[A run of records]
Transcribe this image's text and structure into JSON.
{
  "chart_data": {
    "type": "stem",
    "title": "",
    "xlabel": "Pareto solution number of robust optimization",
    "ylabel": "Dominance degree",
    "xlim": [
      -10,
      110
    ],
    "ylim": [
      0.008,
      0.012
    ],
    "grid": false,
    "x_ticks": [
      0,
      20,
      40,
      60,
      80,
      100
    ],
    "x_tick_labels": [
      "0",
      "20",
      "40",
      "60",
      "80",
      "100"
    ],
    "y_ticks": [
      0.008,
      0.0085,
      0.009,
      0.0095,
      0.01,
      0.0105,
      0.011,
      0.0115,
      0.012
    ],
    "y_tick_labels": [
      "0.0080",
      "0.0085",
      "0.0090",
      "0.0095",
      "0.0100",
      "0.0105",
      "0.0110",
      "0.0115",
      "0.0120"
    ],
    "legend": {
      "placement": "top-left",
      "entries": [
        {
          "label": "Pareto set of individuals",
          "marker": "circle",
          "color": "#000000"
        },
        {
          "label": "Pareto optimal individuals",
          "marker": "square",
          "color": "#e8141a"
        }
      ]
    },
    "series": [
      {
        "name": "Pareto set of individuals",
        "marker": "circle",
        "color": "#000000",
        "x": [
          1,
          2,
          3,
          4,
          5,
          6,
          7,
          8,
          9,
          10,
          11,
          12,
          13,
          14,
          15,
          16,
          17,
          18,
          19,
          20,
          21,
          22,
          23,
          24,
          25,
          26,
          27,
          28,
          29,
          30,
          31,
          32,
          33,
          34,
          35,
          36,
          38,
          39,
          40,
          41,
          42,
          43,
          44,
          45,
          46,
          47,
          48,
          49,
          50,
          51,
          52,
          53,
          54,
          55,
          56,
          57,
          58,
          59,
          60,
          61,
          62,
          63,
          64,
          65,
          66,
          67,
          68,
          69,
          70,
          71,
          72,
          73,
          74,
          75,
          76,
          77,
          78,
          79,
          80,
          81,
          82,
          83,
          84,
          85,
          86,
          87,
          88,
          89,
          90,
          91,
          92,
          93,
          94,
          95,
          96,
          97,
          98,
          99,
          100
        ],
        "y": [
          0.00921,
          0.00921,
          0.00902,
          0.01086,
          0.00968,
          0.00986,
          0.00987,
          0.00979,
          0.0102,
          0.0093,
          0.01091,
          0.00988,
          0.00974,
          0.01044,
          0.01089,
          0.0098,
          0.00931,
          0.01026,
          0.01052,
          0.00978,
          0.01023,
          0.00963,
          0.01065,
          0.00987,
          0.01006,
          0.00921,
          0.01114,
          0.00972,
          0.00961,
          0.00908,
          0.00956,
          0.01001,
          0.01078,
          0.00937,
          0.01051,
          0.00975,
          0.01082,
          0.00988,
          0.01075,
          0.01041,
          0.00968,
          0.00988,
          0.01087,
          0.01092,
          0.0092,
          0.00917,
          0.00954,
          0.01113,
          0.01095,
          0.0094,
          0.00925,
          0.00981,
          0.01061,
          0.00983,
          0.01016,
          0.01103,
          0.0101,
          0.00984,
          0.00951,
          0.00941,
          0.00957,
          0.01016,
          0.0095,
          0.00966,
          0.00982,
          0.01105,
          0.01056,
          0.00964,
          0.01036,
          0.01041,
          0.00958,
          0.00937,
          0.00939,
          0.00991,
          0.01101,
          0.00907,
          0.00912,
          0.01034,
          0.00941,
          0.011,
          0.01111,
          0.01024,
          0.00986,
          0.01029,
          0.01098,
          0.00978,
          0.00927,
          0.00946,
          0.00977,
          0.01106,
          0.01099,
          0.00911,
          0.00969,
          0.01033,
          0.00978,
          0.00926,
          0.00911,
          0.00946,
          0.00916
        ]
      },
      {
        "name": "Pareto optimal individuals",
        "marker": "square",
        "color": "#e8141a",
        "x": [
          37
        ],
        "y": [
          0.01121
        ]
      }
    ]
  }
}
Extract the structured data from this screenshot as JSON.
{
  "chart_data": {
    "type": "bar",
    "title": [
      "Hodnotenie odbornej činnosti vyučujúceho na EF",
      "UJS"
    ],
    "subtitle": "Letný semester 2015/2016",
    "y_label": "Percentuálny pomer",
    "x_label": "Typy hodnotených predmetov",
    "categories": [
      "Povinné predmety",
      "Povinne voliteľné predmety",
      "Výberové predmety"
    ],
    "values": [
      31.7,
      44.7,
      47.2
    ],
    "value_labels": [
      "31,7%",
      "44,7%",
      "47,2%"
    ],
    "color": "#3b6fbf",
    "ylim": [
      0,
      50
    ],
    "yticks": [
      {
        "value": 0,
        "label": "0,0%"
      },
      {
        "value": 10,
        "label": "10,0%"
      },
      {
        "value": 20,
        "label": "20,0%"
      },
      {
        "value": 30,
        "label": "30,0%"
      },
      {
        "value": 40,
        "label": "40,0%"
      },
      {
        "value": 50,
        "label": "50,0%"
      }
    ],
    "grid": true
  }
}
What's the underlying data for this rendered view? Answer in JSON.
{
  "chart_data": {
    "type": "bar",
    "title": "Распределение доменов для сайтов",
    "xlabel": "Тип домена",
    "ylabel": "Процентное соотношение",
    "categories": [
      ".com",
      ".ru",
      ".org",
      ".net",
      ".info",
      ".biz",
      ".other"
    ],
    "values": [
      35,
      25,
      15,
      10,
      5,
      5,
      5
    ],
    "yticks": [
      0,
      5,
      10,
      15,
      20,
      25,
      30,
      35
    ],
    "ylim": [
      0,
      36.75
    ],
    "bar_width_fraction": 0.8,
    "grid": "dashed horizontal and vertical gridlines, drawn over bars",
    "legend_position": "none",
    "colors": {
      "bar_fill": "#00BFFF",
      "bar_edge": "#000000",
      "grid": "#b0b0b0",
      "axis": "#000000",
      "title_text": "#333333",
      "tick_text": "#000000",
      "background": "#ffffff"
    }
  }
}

**Problem to solve**
Extract all lines from the data in which "grid" is found.

**The solution**
    "grid": false,
    "grid": true
    "grid": "dashed horizontal and vertical gridlines, drawn over bars",
      "grid": "#b0b0b0",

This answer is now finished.